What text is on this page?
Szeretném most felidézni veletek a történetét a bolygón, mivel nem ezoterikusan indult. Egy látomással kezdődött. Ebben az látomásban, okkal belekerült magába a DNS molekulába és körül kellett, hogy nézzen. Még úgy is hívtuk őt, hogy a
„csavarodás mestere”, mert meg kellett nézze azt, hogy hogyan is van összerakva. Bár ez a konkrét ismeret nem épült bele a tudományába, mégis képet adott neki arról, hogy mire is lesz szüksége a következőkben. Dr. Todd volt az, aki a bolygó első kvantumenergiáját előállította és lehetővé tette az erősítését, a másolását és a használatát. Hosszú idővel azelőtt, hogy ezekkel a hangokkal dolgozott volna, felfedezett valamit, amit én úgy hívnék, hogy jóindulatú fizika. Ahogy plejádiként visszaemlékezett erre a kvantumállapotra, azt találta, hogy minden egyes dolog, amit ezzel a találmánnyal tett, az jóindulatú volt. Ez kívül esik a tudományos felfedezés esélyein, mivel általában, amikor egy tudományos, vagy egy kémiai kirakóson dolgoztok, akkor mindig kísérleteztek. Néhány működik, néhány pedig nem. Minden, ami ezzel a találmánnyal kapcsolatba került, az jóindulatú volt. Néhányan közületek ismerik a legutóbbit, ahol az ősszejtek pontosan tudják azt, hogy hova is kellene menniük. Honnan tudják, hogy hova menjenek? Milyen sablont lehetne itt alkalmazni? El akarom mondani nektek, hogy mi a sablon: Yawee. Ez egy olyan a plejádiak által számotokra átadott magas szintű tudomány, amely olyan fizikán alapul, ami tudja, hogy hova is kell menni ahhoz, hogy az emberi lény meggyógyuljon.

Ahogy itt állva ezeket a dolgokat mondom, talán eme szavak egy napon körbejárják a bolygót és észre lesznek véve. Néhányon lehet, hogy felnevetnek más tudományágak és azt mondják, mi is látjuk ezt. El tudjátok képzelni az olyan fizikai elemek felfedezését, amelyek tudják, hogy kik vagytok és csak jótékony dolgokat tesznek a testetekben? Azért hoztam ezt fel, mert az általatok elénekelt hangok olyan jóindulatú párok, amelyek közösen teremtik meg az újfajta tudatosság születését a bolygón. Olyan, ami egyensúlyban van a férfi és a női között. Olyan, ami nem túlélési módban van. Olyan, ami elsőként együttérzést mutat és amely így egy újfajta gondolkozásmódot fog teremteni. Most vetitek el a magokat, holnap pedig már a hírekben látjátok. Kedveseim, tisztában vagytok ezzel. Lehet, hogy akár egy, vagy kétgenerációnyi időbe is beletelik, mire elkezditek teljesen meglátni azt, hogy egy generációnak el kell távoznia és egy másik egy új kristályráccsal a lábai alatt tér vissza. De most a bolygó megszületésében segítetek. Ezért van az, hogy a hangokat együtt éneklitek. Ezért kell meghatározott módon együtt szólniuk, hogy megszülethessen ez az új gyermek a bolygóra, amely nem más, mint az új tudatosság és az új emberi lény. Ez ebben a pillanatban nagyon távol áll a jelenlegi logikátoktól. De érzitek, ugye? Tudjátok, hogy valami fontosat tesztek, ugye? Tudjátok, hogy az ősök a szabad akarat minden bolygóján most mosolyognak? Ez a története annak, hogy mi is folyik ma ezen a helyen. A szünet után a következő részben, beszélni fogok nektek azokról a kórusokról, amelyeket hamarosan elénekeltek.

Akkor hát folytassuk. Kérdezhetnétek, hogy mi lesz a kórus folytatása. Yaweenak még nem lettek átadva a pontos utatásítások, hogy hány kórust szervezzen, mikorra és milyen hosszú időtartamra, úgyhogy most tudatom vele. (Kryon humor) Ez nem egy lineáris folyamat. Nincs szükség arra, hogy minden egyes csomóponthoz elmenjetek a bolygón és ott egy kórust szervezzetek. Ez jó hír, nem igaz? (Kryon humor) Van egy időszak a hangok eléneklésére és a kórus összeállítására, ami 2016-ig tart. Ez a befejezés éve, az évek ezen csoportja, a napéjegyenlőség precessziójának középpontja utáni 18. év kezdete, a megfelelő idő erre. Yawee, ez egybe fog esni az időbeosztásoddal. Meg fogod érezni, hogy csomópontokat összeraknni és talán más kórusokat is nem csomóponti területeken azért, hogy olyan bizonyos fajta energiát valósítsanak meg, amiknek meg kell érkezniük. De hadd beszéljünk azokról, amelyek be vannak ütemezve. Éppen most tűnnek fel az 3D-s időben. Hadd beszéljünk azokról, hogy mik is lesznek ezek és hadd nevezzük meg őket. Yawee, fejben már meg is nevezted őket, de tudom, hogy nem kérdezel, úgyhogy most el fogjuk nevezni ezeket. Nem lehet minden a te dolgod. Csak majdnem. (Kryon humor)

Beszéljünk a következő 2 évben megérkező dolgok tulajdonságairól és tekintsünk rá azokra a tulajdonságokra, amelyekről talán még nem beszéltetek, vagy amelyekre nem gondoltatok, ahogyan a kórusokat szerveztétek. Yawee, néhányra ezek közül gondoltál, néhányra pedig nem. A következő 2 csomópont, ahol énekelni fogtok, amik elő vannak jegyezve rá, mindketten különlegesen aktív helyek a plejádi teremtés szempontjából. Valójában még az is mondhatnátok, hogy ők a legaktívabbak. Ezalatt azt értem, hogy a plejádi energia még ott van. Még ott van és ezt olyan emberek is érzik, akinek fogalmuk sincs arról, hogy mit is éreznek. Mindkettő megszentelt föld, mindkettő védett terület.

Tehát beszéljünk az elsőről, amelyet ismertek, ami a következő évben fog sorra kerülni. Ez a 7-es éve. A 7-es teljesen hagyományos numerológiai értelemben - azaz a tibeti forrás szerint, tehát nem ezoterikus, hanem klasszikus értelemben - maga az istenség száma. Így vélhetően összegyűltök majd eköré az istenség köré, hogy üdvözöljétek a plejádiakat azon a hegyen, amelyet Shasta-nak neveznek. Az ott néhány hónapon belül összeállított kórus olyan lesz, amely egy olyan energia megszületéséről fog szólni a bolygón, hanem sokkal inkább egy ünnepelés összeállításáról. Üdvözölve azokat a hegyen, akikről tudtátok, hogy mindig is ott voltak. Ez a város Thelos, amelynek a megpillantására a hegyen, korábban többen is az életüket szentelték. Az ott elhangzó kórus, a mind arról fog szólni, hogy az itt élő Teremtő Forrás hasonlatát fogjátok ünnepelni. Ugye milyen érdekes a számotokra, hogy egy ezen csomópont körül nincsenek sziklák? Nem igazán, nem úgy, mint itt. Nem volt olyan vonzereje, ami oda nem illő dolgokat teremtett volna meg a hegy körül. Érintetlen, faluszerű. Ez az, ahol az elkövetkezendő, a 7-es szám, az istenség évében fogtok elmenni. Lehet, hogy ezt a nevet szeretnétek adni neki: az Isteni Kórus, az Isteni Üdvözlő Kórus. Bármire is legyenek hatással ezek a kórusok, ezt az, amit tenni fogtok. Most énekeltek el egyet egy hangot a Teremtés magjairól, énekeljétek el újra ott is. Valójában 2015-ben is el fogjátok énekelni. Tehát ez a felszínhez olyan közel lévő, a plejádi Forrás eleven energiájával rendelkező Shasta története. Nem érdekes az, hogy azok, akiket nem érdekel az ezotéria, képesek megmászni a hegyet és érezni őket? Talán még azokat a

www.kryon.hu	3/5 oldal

===============

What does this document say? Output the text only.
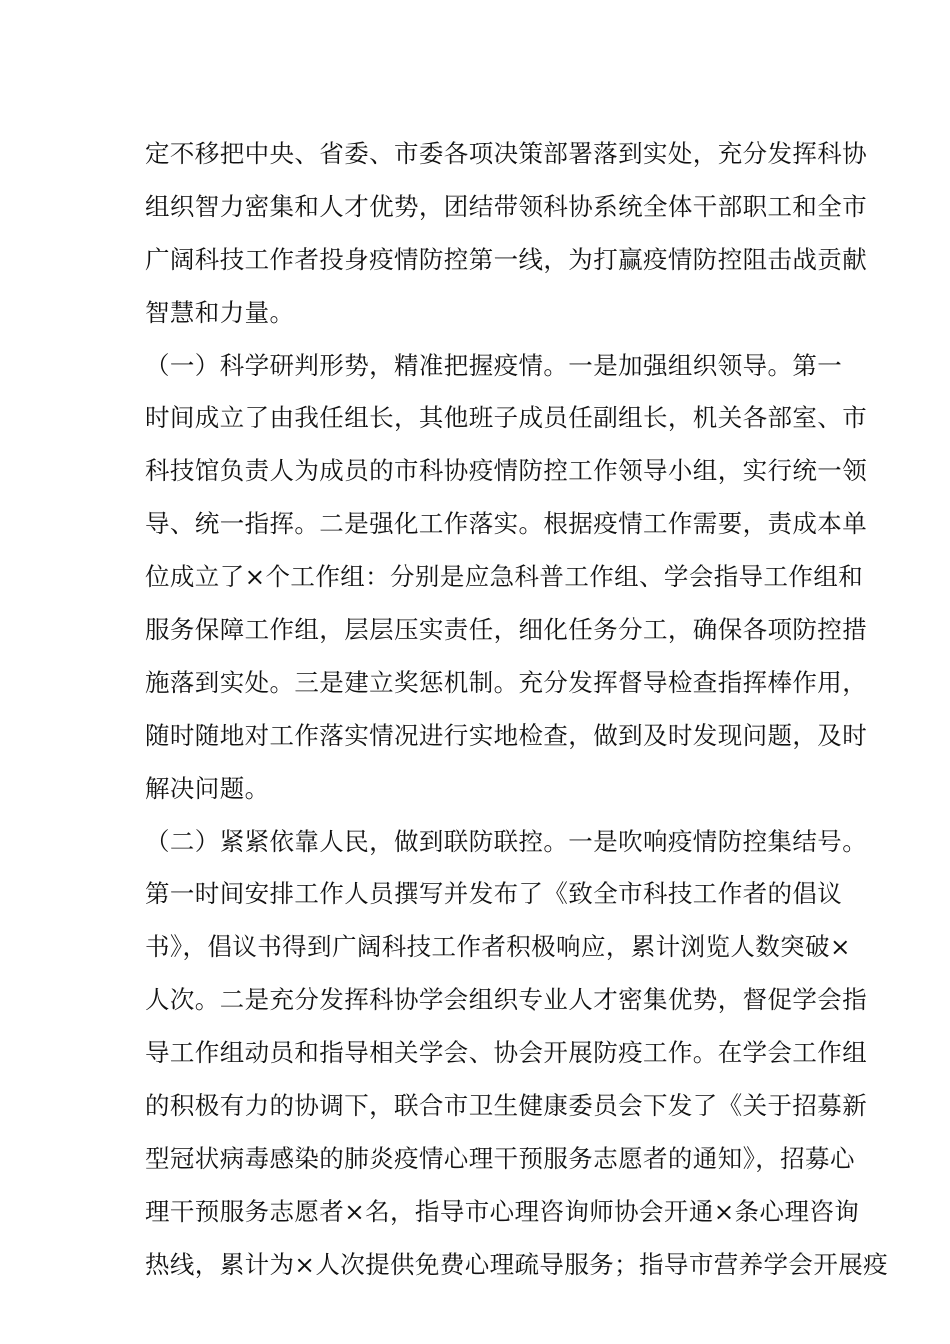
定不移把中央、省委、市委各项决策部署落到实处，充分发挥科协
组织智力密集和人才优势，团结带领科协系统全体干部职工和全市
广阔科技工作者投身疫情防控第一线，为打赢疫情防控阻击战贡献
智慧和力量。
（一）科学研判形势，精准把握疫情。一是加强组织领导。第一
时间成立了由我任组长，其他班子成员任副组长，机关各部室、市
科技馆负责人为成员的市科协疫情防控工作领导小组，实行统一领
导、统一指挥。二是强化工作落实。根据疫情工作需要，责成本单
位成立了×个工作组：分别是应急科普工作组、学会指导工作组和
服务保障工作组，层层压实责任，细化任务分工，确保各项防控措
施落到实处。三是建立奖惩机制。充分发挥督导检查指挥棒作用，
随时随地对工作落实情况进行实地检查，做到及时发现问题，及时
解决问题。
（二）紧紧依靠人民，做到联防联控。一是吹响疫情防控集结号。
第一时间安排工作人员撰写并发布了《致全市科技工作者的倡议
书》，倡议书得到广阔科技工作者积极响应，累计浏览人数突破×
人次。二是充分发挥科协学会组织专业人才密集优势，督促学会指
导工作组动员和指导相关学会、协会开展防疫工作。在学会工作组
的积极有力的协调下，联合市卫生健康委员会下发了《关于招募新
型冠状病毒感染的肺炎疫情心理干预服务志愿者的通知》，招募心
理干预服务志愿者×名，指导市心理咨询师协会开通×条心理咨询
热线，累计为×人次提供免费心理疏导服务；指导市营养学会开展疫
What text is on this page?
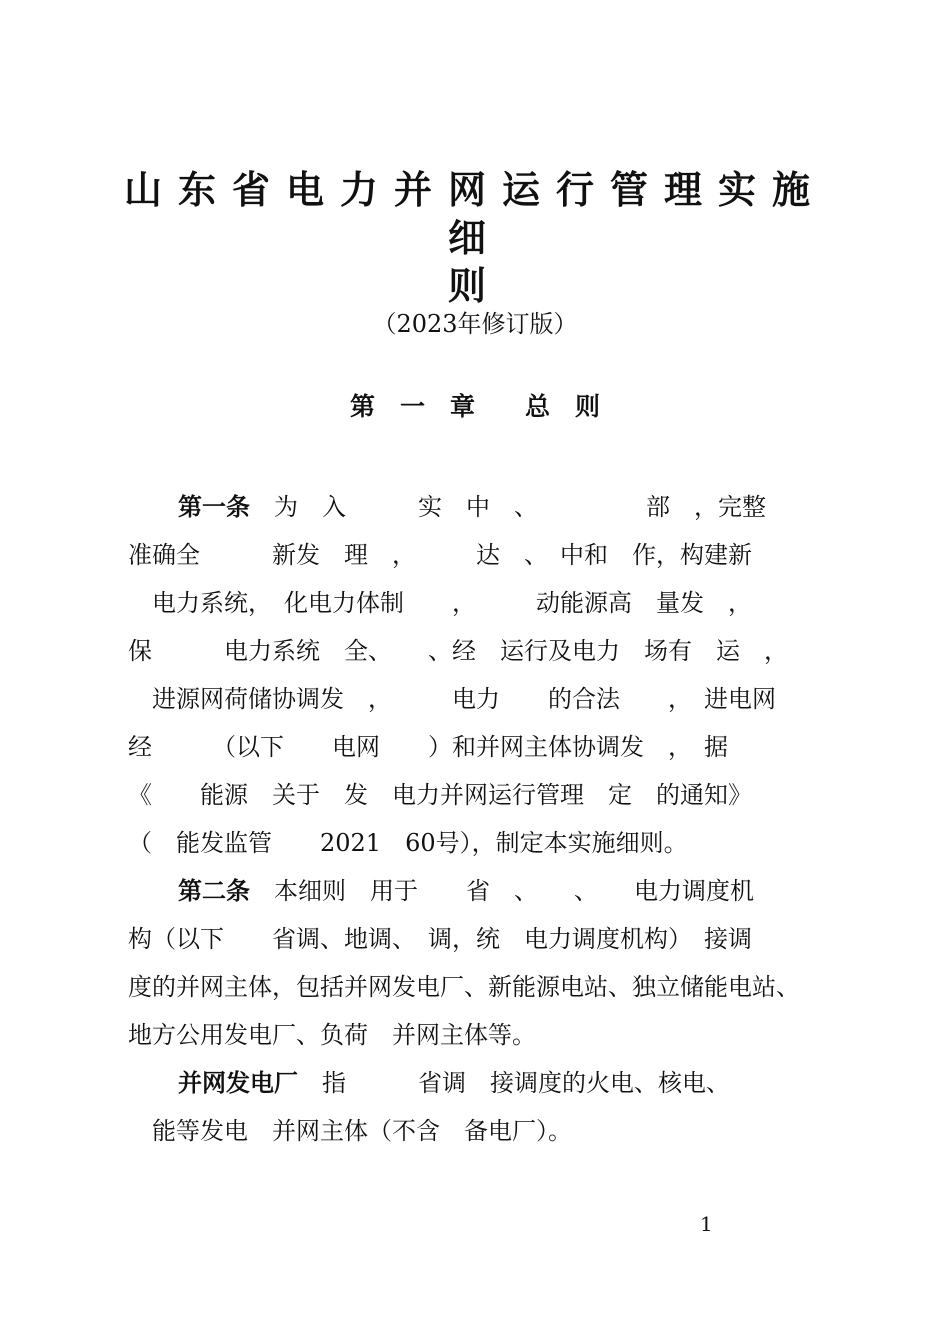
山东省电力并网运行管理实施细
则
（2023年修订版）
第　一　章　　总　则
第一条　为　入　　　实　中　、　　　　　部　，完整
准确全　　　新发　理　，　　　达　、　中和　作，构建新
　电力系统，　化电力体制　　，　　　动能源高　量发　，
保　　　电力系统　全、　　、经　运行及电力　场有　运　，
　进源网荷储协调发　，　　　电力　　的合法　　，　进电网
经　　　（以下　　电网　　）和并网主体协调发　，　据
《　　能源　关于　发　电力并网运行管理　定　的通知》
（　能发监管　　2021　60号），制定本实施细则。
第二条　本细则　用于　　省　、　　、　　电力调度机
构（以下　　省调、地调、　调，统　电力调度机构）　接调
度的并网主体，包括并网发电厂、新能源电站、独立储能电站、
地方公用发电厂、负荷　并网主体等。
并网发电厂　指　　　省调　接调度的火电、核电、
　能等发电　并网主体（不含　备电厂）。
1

===============

Reproduce each line holding the word "电力系统".

　电力系统，　化电力体制　　，　　　动能源高　量发　，
保　　　电力系统　全、　　、经　运行及电力　场有　运　，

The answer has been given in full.